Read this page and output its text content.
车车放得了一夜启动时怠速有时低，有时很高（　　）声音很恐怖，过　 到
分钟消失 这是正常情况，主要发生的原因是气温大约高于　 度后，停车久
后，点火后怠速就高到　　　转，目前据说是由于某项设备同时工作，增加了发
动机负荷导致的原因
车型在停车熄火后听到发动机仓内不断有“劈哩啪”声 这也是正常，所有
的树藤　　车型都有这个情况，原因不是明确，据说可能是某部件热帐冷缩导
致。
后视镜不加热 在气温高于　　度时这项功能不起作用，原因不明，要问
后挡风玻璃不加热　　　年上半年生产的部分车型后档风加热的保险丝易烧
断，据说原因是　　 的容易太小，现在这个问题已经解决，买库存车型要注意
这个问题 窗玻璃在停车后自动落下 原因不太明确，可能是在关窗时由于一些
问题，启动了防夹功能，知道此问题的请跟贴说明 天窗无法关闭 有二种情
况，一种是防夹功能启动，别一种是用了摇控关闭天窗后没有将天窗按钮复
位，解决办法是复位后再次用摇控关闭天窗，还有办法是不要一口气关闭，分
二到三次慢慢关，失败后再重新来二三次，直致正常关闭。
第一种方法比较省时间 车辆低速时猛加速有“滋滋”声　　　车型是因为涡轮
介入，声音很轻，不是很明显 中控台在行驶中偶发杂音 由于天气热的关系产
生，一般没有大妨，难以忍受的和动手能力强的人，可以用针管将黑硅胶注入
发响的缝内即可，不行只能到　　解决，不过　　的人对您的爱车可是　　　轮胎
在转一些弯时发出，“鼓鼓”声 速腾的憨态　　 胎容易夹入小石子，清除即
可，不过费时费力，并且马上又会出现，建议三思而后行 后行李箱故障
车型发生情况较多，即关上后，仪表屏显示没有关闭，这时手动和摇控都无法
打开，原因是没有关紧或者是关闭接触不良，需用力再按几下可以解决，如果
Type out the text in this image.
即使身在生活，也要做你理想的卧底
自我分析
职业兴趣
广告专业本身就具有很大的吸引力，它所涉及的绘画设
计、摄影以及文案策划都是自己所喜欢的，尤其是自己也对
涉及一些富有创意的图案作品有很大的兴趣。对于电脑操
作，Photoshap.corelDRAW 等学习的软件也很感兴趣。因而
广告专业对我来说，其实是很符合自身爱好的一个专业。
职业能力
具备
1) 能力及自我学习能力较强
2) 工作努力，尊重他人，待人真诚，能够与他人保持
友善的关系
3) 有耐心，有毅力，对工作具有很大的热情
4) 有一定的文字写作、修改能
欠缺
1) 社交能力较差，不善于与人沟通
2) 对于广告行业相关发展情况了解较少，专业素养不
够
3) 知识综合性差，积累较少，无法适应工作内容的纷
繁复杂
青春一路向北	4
┄┄┄┄┄┄
**Exercise objective**
Please output the entries above, every line exactly as it reads.

**Answer to the task**
Read this page and output its text content.
车车放得了一夜启动时怠速有时低，有时很高（　　）声音很恐怖，过　 到
分钟消失 这是正常情况，主要发生的原因是气温大约高于　 度后，停车久
后，点火后怠速就高到　　　转，目前据说是由于某项设备同时工作，增加了发
动机负荷导致的原因
车型在停车熄火后听到发动机仓内不断有“劈哩啪”声 这也是正常，所有
的树藤　　车型都有这个情况，原因不是明确，据说可能是某部件热帐冷缩导
致。
后视镜不加热 在气温高于　　度时这项功能不起作用，原因不明，要问
后挡风玻璃不加热　　　年上半年生产的部分车型后档风加热的保险丝易烧
断，据说原因是　　 的容易太小，现在这个问题已经解决，买库存车型要注意
这个问题 窗玻璃在停车后自动落下 原因不太明确，可能是在关窗时由于一些
问题，启动了防夹功能，知道此问题的请跟贴说明 天窗无法关闭 有二种情
况，一种是防夹功能启动，别一种是用了摇控关闭天窗后没有将天窗按钮复
位，解决办法是复位后再次用摇控关闭天窗，还有办法是不要一口气关闭，分
二到三次慢慢关，失败后再重新来二三次，直致正常关闭。
第一种方法比较省时间 车辆低速时猛加速有“滋滋”声　　　车型是因为涡轮
介入，声音很轻，不是很明显 中控台在行驶中偶发杂音 由于天气热的关系产
生，一般没有大妨，难以忍受的和动手能力强的人，可以用针管将黑硅胶注入
发响的缝内即可，不行只能到　　解决，不过　　的人对您的爱车可是　　　轮胎
在转一些弯时发出，“鼓鼓”声 速腾的憨态　　 胎容易夹入小石子，清除即
可，不过费时费力，并且马上又会出现，建议三思而后行 后行李箱故障
车型发生情况较多，即关上后，仪表屏显示没有关闭，这时手动和摇控都无法
打开，原因是没有关紧或者是关闭接触不良，需用力再按几下可以解决，如果
Type out the text in this image.
即使身在生活，也要做你理想的卧底
自我分析
职业兴趣
广告专业本身就具有很大的吸引力，它所涉及的绘画设
计、摄影以及文案策划都是自己所喜欢的，尤其是自己也对
涉及一些富有创意的图案作品有很大的兴趣。对于电脑操
作，Photoshap.corelDRAW 等学习的软件也很感兴趣。因而
广告专业对我来说，其实是很符合自身爱好的一个专业。
职业能力
具备
1) 能力及自我学习能力较强
2) 工作努力，尊重他人，待人真诚，能够与他人保持
友善的关系
3) 有耐心，有毅力，对工作具有很大的热情
4) 有一定的文字写作、修改能
欠缺
1) 社交能力较差，不善于与人沟通
2) 对于广告行业相关发展情况了解较少，专业素养不
够
3) 知识综合性差，积累较少，无法适应工作内容的纷
繁复杂
青春一路向北	4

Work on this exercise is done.